WRITTEN EXERCISE: Pick out each line containing the string "that".

(Rows from a dataset)
◆ ◆ ◆ ◆ ◆

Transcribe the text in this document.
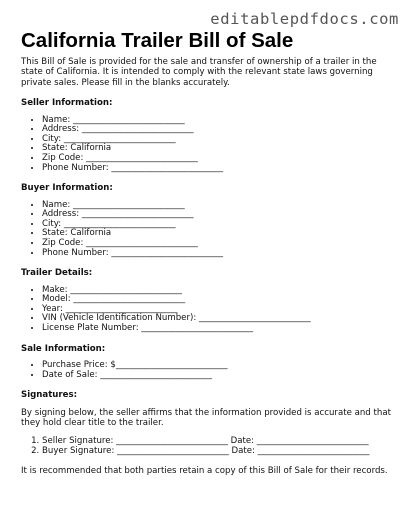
editablepdfdocs.com
California Trailer Bill of Sale

This Bill of Sale is provided for the sale and transfer of ownership of a trailer in the state of California. It is intended to comply with the relevant state laws governing private sales. Please fill in the blanks accurately.

Seller Information:
• Name: __________________________
• Address: __________________________
• City: __________________________
• State: California
• Zip Code: __________________________
• Phone Number: __________________________
Buyer Information:
• Name: __________________________
• Address: __________________________
• City: __________________________
• State: California
• Zip Code: __________________________
• Phone Number: __________________________
Trailer Details:
• Make: __________________________
• Model: __________________________
• Year: __________________________
• VIN (Vehicle Identification Number): __________________________
• License Plate Number: __________________________
Sale Information:
• Purchase Price: $__________________________
• Date of Sale: __________________________
Signatures:

By signing below, the seller affirms that the information provided is accurate and that they hold clear title to the trailer.

1. Seller Signature: __________________________ Date: __________________________
2. Buyer Signature: __________________________ Date: __________________________

It is recommended that both parties retain a copy of this Bill of Sale for their records.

◆ ◆ ◆ ◆ ◆

SOLUTION TO THIS PROBLEM:
By signing below, the seller affirms that the information provided is accurate and that they hold clear title to the trailer.
It is recommended that both parties retain a copy of this Bill of Sale for their records.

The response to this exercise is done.